[Element placement data]
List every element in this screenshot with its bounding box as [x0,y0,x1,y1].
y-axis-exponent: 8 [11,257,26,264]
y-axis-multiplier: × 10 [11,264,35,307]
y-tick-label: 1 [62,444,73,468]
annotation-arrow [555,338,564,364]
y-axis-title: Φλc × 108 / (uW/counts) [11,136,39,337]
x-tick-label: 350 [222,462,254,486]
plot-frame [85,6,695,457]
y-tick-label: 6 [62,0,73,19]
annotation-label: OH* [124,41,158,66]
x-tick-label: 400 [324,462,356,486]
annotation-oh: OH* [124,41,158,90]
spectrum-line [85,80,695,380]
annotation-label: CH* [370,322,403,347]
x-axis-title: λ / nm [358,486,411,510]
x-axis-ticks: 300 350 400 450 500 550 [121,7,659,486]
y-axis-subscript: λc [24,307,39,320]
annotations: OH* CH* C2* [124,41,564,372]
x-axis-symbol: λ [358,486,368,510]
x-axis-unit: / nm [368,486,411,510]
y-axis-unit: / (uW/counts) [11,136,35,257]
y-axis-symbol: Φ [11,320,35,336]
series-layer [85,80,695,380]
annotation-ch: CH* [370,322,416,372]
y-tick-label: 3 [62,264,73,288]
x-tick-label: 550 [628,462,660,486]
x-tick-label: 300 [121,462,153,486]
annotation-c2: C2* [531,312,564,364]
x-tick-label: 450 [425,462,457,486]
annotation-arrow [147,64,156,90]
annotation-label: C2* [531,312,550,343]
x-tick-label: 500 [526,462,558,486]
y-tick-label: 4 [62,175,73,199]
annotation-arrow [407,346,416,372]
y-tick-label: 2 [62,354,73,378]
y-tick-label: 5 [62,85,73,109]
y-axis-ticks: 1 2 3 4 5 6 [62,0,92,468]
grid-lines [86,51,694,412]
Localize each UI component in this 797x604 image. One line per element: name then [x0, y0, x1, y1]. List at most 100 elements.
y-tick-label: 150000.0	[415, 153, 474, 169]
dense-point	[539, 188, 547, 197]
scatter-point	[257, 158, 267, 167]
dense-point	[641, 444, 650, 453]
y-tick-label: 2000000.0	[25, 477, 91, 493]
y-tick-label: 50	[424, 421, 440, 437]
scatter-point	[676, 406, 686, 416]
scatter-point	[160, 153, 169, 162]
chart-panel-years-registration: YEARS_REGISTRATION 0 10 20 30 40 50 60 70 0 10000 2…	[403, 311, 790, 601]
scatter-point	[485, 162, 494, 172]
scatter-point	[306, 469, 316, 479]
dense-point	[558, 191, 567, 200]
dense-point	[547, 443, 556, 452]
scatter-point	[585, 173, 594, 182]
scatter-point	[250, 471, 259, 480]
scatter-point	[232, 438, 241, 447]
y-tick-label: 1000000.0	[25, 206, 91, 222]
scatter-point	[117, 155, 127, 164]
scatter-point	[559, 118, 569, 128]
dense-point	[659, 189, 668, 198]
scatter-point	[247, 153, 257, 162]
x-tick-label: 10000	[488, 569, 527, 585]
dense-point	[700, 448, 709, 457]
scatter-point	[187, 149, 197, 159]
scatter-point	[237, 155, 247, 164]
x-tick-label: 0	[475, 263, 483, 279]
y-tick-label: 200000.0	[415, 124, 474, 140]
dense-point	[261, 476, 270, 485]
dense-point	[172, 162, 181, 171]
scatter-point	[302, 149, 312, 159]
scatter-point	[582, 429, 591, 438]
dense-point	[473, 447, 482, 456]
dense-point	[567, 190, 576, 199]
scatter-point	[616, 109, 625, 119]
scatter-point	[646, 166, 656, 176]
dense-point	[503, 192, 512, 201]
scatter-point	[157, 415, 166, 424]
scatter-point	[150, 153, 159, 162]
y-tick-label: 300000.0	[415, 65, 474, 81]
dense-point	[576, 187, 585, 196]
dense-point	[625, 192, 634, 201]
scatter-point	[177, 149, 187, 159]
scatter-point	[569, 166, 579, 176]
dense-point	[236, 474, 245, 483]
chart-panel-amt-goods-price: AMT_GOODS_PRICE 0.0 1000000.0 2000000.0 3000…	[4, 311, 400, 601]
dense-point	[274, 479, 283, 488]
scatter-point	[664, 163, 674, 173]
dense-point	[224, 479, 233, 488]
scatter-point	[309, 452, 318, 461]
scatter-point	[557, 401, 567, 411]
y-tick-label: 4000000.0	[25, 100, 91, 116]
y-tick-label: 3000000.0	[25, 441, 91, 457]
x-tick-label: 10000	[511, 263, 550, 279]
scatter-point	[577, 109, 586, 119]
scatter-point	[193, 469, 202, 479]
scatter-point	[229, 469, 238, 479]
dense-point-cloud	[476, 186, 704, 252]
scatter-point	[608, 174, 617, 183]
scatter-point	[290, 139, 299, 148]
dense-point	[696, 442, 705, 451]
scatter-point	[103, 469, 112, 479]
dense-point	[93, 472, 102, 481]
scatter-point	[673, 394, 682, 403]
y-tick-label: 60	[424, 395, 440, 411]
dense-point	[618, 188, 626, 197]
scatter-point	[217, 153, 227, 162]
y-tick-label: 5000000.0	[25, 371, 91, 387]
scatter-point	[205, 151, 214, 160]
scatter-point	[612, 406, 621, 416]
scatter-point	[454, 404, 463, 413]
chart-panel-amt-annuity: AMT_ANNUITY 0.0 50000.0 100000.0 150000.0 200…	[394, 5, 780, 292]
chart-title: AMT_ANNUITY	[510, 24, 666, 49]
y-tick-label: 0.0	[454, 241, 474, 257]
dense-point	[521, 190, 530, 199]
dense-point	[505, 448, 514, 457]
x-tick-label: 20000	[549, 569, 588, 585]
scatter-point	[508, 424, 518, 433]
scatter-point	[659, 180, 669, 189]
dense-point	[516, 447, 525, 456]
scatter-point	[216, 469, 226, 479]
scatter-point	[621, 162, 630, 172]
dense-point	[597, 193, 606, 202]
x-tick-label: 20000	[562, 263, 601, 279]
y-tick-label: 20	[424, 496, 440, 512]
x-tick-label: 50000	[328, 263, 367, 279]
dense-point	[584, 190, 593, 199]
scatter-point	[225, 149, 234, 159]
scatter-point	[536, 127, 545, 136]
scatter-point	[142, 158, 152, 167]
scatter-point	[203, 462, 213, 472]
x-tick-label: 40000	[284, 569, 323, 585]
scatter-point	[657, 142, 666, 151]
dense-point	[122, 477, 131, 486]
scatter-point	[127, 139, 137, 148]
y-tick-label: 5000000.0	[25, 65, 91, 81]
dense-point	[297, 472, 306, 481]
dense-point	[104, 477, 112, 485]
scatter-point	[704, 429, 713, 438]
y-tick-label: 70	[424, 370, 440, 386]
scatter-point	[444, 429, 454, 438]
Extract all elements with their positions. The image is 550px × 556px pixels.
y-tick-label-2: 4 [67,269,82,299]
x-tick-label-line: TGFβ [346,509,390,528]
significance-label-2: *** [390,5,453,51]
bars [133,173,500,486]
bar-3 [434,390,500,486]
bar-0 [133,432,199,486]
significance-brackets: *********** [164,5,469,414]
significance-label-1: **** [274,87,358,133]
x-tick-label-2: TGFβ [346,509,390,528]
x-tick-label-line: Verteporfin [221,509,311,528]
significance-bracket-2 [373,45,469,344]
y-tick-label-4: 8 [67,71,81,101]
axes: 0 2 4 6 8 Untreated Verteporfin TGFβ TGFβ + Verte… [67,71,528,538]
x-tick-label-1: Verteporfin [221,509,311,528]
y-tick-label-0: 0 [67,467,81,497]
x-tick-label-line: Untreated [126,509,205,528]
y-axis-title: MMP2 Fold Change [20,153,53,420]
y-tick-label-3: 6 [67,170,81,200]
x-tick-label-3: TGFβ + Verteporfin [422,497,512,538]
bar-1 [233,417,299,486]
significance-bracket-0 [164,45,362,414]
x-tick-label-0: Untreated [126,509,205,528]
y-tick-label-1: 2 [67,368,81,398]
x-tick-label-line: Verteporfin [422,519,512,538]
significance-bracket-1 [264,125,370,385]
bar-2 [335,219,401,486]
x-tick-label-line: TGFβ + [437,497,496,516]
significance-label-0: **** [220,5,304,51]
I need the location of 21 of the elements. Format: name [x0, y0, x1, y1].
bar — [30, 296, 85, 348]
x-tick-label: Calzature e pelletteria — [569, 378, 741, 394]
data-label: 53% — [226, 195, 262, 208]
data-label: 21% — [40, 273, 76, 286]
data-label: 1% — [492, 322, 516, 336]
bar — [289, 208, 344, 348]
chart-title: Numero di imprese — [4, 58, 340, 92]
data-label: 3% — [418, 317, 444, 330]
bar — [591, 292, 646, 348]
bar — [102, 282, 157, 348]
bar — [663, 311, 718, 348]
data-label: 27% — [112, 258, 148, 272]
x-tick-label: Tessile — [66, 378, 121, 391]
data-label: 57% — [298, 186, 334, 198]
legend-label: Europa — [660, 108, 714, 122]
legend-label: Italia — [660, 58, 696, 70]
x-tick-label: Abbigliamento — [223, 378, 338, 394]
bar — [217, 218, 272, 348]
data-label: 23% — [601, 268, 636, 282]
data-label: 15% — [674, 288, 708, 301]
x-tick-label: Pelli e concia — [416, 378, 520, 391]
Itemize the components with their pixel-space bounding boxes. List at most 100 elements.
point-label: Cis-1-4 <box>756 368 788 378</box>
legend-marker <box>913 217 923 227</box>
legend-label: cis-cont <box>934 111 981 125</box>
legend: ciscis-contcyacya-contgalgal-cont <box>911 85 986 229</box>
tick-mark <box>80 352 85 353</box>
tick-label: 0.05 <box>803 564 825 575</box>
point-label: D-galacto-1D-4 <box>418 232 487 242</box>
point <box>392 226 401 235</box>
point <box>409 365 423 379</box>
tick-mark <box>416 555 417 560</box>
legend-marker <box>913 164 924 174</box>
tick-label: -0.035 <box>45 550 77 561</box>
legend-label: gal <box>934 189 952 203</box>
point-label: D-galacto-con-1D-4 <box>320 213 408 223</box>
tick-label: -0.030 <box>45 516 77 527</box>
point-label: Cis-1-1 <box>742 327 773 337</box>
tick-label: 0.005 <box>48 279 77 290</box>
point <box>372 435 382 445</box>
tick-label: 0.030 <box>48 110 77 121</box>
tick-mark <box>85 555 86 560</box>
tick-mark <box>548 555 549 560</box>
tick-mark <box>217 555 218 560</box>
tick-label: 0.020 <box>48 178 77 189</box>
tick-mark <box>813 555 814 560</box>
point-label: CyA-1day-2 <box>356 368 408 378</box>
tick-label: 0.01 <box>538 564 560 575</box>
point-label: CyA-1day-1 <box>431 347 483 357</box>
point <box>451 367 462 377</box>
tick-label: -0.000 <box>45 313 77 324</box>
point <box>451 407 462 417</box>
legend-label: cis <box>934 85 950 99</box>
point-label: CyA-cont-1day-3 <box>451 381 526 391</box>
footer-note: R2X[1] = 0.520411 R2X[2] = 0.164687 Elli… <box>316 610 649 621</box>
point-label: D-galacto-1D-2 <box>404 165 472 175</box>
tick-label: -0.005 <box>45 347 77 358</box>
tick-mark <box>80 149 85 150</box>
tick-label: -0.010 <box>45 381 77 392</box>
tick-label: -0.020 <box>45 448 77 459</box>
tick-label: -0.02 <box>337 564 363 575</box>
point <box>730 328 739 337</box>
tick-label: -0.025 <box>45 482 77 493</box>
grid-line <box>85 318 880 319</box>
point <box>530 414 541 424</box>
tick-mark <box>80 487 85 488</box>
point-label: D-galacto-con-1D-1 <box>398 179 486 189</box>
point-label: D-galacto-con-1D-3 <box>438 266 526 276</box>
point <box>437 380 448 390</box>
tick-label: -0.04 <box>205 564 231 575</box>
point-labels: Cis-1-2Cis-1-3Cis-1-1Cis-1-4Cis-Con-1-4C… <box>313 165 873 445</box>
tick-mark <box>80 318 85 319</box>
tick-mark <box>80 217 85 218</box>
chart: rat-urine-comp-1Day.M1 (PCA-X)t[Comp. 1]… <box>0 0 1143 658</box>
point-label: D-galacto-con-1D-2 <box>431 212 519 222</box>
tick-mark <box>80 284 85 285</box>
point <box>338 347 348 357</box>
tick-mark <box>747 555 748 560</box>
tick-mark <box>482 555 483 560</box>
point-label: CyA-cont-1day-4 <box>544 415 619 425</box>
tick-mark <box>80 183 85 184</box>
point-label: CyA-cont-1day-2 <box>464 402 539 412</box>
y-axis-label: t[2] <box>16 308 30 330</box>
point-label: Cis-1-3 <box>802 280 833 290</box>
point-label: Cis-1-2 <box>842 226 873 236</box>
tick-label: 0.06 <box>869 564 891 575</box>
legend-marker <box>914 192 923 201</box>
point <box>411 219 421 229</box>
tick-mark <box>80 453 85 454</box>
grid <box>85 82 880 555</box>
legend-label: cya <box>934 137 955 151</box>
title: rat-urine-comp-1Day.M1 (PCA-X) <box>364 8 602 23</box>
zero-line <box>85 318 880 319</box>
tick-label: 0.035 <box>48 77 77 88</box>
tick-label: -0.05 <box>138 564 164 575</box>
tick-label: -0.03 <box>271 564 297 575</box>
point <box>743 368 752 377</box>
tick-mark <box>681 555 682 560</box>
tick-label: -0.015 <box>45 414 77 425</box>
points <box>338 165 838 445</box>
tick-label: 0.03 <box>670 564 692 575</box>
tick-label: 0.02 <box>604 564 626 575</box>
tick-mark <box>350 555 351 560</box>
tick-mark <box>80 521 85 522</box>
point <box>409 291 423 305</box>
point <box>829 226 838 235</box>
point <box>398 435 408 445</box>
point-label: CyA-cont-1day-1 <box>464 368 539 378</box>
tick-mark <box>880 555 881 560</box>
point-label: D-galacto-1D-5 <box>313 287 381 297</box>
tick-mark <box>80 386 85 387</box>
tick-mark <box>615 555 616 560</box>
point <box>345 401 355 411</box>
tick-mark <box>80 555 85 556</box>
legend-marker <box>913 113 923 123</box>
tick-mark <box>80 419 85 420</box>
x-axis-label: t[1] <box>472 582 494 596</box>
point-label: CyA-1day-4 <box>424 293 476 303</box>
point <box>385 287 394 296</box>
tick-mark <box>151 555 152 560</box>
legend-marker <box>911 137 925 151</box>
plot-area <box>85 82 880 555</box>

* [TASK STATEMENT]: Gather every line of the entries above that contains the string "Untreated", matching uppercase and lowercase exactly.

* [EXERCISE SOLUTION]:
axes: 0 2 4 6 8 Untreated Verteporfin TGFβ TGFβ + Verte… [67,71,528,538]
x-tick-label-line: Untreated [126,509,205,528]
x-tick-label-0: Untreated [126,509,205,528]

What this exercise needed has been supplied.